Written instruction:
Read through the records below and copy each line that uses the word "data".

Listing:
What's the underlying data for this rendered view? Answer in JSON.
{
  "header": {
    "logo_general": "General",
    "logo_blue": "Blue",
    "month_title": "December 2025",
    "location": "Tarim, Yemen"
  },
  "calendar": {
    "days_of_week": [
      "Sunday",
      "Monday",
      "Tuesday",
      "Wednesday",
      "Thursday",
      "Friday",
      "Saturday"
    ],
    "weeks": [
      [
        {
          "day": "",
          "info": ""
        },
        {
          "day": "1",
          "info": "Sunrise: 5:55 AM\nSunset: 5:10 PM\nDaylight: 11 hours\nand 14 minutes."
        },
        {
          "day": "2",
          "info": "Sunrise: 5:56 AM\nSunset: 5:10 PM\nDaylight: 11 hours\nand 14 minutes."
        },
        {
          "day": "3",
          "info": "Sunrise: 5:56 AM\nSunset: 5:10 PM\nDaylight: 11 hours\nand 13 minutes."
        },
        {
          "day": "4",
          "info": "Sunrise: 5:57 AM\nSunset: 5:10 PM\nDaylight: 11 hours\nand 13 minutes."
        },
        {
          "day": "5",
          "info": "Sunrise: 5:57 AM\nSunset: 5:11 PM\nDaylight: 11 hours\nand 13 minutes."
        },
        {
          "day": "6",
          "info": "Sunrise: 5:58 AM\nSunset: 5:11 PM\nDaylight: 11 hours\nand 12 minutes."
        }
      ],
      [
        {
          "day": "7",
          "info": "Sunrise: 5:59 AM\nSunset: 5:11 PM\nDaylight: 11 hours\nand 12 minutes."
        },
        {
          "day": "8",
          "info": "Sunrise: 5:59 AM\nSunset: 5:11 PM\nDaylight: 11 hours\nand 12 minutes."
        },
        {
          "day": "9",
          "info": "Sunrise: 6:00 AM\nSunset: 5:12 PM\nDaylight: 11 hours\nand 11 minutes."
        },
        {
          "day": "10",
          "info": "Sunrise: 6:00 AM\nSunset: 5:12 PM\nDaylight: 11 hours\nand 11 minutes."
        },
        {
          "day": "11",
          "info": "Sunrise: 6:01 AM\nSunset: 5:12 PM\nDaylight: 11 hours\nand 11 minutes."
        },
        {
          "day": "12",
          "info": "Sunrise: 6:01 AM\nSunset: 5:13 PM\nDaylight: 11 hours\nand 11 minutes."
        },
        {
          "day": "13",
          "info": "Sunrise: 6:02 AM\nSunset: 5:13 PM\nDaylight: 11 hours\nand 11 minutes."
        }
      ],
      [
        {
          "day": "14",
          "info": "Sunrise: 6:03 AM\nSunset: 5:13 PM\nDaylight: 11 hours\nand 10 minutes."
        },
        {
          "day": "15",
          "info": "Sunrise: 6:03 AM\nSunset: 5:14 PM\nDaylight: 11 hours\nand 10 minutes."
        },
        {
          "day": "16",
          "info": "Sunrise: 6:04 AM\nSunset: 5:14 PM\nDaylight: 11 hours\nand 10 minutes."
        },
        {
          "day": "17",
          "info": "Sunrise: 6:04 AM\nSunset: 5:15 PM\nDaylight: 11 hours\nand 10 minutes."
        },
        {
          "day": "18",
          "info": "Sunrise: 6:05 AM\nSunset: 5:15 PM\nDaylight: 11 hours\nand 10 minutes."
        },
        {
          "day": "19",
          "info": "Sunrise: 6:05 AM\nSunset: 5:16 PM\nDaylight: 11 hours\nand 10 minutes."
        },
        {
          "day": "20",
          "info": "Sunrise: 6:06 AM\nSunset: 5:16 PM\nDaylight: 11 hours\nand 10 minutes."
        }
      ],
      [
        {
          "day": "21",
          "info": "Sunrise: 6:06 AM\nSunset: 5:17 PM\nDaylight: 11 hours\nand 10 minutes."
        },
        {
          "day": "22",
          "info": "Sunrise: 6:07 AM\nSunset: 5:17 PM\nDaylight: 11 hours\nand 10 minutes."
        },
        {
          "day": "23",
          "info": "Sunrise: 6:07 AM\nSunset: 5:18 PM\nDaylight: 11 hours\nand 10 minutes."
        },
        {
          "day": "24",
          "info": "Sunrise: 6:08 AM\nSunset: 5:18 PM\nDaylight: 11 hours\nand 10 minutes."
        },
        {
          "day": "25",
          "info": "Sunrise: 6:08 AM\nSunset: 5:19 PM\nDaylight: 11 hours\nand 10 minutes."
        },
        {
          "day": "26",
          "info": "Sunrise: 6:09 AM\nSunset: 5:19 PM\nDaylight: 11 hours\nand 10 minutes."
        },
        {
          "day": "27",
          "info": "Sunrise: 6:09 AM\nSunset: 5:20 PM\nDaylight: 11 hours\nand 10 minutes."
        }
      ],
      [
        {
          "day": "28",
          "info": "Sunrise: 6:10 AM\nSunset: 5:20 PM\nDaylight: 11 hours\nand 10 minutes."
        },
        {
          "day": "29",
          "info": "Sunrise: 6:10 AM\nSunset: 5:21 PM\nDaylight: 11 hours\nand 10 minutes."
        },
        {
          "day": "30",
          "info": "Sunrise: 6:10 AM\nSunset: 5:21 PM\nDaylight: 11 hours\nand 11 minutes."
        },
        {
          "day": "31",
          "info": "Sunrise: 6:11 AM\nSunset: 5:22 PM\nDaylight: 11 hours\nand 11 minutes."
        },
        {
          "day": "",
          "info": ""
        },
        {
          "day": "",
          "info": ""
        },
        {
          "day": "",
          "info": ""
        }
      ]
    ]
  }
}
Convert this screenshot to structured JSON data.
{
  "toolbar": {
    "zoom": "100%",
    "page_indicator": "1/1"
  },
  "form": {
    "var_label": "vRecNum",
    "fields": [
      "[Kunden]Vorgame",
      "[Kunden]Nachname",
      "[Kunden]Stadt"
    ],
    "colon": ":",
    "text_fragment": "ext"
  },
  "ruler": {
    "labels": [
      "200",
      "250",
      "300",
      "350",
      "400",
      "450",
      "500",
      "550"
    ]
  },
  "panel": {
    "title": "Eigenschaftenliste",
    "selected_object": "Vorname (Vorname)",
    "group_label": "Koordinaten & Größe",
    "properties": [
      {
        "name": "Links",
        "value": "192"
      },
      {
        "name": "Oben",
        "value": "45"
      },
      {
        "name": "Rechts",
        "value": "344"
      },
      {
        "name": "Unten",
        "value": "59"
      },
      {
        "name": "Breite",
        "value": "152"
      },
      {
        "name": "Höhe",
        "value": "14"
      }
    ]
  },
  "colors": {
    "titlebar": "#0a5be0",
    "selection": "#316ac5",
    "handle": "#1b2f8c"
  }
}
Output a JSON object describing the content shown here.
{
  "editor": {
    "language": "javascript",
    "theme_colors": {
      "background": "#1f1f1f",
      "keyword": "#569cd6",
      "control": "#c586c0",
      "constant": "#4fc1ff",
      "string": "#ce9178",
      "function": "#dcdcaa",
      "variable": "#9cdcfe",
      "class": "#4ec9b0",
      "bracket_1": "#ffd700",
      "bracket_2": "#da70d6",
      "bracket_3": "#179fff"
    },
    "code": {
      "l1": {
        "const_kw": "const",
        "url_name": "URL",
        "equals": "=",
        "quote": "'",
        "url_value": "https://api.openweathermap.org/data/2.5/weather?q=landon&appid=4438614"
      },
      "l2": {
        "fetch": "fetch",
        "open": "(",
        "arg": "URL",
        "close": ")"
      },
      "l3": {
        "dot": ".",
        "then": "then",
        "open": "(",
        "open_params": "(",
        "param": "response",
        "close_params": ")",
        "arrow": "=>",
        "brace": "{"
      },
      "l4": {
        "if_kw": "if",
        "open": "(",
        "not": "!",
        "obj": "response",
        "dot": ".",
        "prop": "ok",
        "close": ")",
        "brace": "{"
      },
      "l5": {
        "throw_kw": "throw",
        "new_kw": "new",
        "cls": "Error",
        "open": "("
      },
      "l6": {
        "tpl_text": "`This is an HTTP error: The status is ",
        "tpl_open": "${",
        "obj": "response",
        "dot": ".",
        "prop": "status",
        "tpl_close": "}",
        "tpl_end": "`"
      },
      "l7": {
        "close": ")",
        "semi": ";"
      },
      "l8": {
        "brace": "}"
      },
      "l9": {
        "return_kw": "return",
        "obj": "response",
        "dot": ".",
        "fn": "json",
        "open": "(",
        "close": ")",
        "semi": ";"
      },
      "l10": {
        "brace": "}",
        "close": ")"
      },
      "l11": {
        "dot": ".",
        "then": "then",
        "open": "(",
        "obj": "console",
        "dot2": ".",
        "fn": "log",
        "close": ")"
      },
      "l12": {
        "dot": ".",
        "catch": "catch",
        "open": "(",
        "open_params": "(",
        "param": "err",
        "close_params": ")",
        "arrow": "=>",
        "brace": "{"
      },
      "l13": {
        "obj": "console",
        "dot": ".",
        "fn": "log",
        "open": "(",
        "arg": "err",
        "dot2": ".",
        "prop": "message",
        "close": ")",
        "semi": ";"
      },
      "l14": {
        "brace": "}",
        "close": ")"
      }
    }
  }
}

Completed task:
What's the underlying data for this rendered view? Answer in JSON.
Convert this screenshot to structured JSON data.
        "url_value": "https://api.openweathermap.org/data/2.5/weather?q=landon&appid=4438614"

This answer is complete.